TASK INPUTS —
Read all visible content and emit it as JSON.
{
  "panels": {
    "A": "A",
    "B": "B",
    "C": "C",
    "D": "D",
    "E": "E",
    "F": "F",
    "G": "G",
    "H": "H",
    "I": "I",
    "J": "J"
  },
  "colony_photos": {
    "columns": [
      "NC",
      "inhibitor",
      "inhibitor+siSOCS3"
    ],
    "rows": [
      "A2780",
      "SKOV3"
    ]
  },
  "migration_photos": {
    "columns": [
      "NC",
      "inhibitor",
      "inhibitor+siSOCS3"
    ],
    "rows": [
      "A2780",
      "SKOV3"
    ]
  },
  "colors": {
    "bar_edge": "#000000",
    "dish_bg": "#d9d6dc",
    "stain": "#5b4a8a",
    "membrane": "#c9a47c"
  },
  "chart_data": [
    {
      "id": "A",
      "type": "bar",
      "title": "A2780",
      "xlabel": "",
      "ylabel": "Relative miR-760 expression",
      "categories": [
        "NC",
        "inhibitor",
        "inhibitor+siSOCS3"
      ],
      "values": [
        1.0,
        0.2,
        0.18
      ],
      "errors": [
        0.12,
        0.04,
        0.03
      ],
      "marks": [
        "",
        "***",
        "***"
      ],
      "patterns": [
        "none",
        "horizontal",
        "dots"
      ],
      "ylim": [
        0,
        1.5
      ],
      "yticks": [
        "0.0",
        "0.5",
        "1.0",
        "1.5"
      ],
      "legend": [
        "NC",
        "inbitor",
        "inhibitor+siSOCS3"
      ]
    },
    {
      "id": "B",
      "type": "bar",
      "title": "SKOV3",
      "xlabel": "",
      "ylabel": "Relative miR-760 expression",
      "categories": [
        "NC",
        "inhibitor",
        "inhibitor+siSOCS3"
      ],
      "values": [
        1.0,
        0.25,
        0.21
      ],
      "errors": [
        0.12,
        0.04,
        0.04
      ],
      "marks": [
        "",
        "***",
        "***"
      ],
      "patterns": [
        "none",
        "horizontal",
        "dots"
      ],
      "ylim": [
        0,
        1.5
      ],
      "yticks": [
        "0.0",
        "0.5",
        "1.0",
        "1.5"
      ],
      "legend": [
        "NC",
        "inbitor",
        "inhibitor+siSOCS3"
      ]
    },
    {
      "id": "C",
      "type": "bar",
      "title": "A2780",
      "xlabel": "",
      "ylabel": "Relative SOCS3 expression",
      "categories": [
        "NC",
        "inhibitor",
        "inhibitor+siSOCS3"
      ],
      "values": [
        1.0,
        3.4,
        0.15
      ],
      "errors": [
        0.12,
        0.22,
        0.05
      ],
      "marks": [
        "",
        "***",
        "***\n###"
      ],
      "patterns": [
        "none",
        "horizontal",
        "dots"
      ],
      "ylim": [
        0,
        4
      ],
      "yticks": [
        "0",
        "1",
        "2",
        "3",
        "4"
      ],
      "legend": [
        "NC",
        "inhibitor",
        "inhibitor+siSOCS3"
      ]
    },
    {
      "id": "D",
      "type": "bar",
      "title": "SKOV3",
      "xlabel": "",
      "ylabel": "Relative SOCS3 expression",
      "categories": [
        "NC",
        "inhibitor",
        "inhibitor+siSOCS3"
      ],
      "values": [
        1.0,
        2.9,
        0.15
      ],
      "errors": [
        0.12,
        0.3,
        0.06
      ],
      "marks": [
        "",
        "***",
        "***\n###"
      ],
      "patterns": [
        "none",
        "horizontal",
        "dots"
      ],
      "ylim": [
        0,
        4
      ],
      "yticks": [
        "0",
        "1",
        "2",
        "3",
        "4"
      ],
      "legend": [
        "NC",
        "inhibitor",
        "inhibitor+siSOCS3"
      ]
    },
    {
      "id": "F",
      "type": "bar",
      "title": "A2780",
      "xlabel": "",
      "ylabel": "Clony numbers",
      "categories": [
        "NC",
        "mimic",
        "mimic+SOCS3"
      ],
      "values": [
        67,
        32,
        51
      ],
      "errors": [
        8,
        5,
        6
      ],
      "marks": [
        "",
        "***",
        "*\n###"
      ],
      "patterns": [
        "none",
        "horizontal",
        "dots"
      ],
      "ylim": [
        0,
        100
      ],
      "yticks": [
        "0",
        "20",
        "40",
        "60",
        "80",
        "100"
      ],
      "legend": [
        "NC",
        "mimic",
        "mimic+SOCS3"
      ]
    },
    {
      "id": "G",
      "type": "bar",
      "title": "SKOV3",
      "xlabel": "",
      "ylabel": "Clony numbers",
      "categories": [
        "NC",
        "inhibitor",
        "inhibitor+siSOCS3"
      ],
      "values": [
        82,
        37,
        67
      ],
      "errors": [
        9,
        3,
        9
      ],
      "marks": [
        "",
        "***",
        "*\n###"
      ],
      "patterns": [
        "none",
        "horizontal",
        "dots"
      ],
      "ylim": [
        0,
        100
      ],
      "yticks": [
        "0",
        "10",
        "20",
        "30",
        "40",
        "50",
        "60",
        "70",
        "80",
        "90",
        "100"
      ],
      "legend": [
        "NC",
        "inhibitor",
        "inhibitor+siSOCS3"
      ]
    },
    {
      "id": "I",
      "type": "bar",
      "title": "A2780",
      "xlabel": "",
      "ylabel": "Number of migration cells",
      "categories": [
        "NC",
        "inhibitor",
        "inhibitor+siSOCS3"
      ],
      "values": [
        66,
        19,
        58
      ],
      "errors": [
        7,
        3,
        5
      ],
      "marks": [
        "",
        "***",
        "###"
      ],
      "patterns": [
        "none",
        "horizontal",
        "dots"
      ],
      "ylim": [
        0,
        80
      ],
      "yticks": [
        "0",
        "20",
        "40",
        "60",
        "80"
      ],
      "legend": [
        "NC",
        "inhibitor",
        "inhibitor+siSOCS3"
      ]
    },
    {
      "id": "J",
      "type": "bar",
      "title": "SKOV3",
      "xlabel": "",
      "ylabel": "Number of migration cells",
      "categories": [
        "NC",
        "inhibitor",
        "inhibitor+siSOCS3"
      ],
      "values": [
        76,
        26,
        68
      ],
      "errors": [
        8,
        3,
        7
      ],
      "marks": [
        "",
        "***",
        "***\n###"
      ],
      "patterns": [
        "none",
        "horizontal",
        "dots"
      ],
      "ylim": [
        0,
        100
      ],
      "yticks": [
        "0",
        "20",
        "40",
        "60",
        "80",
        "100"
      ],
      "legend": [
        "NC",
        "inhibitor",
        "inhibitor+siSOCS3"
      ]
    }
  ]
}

EXERCISE DESCRIPTION —
Give back each record, exactly as it reads.

ANSWER TO THIS PROBLEM —
Read all visible content and emit it as JSON.
{
  "panels": {
    "A": "A",
    "B": "B",
    "C": "C",
    "D": "D",
    "E": "E",
    "F": "F",
    "G": "G",
    "H": "H",
    "I": "I",
    "J": "J"
  },
  "colony_photos": {
    "columns": [
      "NC",
      "inhibitor",
      "inhibitor+siSOCS3"
    ],
    "rows": [
      "A2780",
      "SKOV3"
    ]
  },
  "migration_photos": {
    "columns": [
      "NC",
      "inhibitor",
      "inhibitor+siSOCS3"
    ],
    "rows": [
      "A2780",
      "SKOV3"
    ]
  },
  "colors": {
    "bar_edge": "#000000",
    "dish_bg": "#d9d6dc",
    "stain": "#5b4a8a",
    "membrane": "#c9a47c"
  },
  "chart_data": [
    {
      "id": "A",
      "type": "bar",
      "title": "A2780",
      "xlabel": "",
      "ylabel": "Relative miR-760 expression",
      "categories": [
        "NC",
        "inhibitor",
        "inhibitor+siSOCS3"
      ],
      "values": [
        1.0,
        0.2,
        0.18
      ],
      "errors": [
        0.12,
        0.04,
        0.03
      ],
      "marks": [
        "",
        "***",
        "***"
      ],
      "patterns": [
        "none",
        "horizontal",
        "dots"
      ],
      "ylim": [
        0,
        1.5
      ],
      "yticks": [
        "0.0",
        "0.5",
        "1.0",
        "1.5"
      ],
      "legend": [
        "NC",
        "inbitor",
        "inhibitor+siSOCS3"
      ]
    },
    {
      "id": "B",
      "type": "bar",
      "title": "SKOV3",
      "xlabel": "",
      "ylabel": "Relative miR-760 expression",
      "categories": [
        "NC",
        "inhibitor",
        "inhibitor+siSOCS3"
      ],
      "values": [
        1.0,
        0.25,
        0.21
      ],
      "errors": [
        0.12,
        0.04,
        0.04
      ],
      "marks": [
        "",
        "***",
        "***"
      ],
      "patterns": [
        "none",
        "horizontal",
        "dots"
      ],
      "ylim": [
        0,
        1.5
      ],
      "yticks": [
        "0.0",
        "0.5",
        "1.0",
        "1.5"
      ],
      "legend": [
        "NC",
        "inbitor",
        "inhibitor+siSOCS3"
      ]
    },
    {
      "id": "C",
      "type": "bar",
      "title": "A2780",
      "xlabel": "",
      "ylabel": "Relative SOCS3 expression",
      "categories": [
        "NC",
        "inhibitor",
        "inhibitor+siSOCS3"
      ],
      "values": [
        1.0,
        3.4,
        0.15
      ],
      "errors": [
        0.12,
        0.22,
        0.05
      ],
      "marks": [
        "",
        "***",
        "***\n###"
      ],
      "patterns": [
        "none",
        "horizontal",
        "dots"
      ],
      "ylim": [
        0,
        4
      ],
      "yticks": [
        "0",
        "1",
        "2",
        "3",
        "4"
      ],
      "legend": [
        "NC",
        "inhibitor",
        "inhibitor+siSOCS3"
      ]
    },
    {
      "id": "D",
      "type": "bar",
      "title": "SKOV3",
      "xlabel": "",
      "ylabel": "Relative SOCS3 expression",
      "categories": [
        "NC",
        "inhibitor",
        "inhibitor+siSOCS3"
      ],
      "values": [
        1.0,
        2.9,
        0.15
      ],
      "errors": [
        0.12,
        0.3,
        0.06
      ],
      "marks": [
        "",
        "***",
        "***\n###"
      ],
      "patterns": [
        "none",
        "horizontal",
        "dots"
      ],
      "ylim": [
        0,
        4
      ],
      "yticks": [
        "0",
        "1",
        "2",
        "3",
        "4"
      ],
      "legend": [
        "NC",
        "inhibitor",
        "inhibitor+siSOCS3"
      ]
    },
    {
      "id": "F",
      "type": "bar",
      "title": "A2780",
      "xlabel": "",
      "ylabel": "Clony numbers",
      "categories": [
        "NC",
        "mimic",
        "mimic+SOCS3"
      ],
      "values": [
        67,
        32,
        51
      ],
      "errors": [
        8,
        5,
        6
      ],
      "marks": [
        "",
        "***",
        "*\n###"
      ],
      "patterns": [
        "none",
        "horizontal",
        "dots"
      ],
      "ylim": [
        0,
        100
      ],
      "yticks": [
        "0",
        "20",
        "40",
        "60",
        "80",
        "100"
      ],
      "legend": [
        "NC",
        "mimic",
        "mimic+SOCS3"
      ]
    },
    {
      "id": "G",
      "type": "bar",
      "title": "SKOV3",
      "xlabel": "",
      "ylabel": "Clony numbers",
      "categories": [
        "NC",
        "inhibitor",
        "inhibitor+siSOCS3"
      ],
      "values": [
        82,
        37,
        67
      ],
      "errors": [
        9,
        3,
        9
      ],
      "marks": [
        "",
        "***",
        "*\n###"
      ],
      "patterns": [
        "none",
        "horizontal",
        "dots"
      ],
      "ylim": [
        0,
        100
      ],
      "yticks": [
        "0",
        "10",
        "20",
        "30",
        "40",
        "50",
        "60",
        "70",
        "80",
        "90",
        "100"
      ],
      "legend": [
        "NC",
        "inhibitor",
        "inhibitor+siSOCS3"
      ]
    },
    {
      "id": "I",
      "type": "bar",
      "title": "A2780",
      "xlabel": "",
      "ylabel": "Number of migration cells",
      "categories": [
        "NC",
        "inhibitor",
        "inhibitor+siSOCS3"
      ],
      "values": [
        66,
        19,
        58
      ],
      "errors": [
        7,
        3,
        5
      ],
      "marks": [
        "",
        "***",
        "###"
      ],
      "patterns": [
        "none",
        "horizontal",
        "dots"
      ],
      "ylim": [
        0,
        80
      ],
      "yticks": [
        "0",
        "20",
        "40",
        "60",
        "80"
      ],
      "legend": [
        "NC",
        "inhibitor",
        "inhibitor+siSOCS3"
      ]
    },
    {
      "id": "J",
      "type": "bar",
      "title": "SKOV3",
      "xlabel": "",
      "ylabel": "Number of migration cells",
      "categories": [
        "NC",
        "inhibitor",
        "inhibitor+siSOCS3"
      ],
      "values": [
        76,
        26,
        68
      ],
      "errors": [
        8,
        3,
        7
      ],
      "marks": [
        "",
        "***",
        "***\n###"
      ],
      "patterns": [
        "none",
        "horizontal",
        "dots"
      ],
      "ylim": [
        0,
        100
      ],
      "yticks": [
        "0",
        "20",
        "40",
        "60",
        "80",
        "100"
      ],
      "legend": [
        "NC",
        "inhibitor",
        "inhibitor+siSOCS3"
      ]
    }
  ]
}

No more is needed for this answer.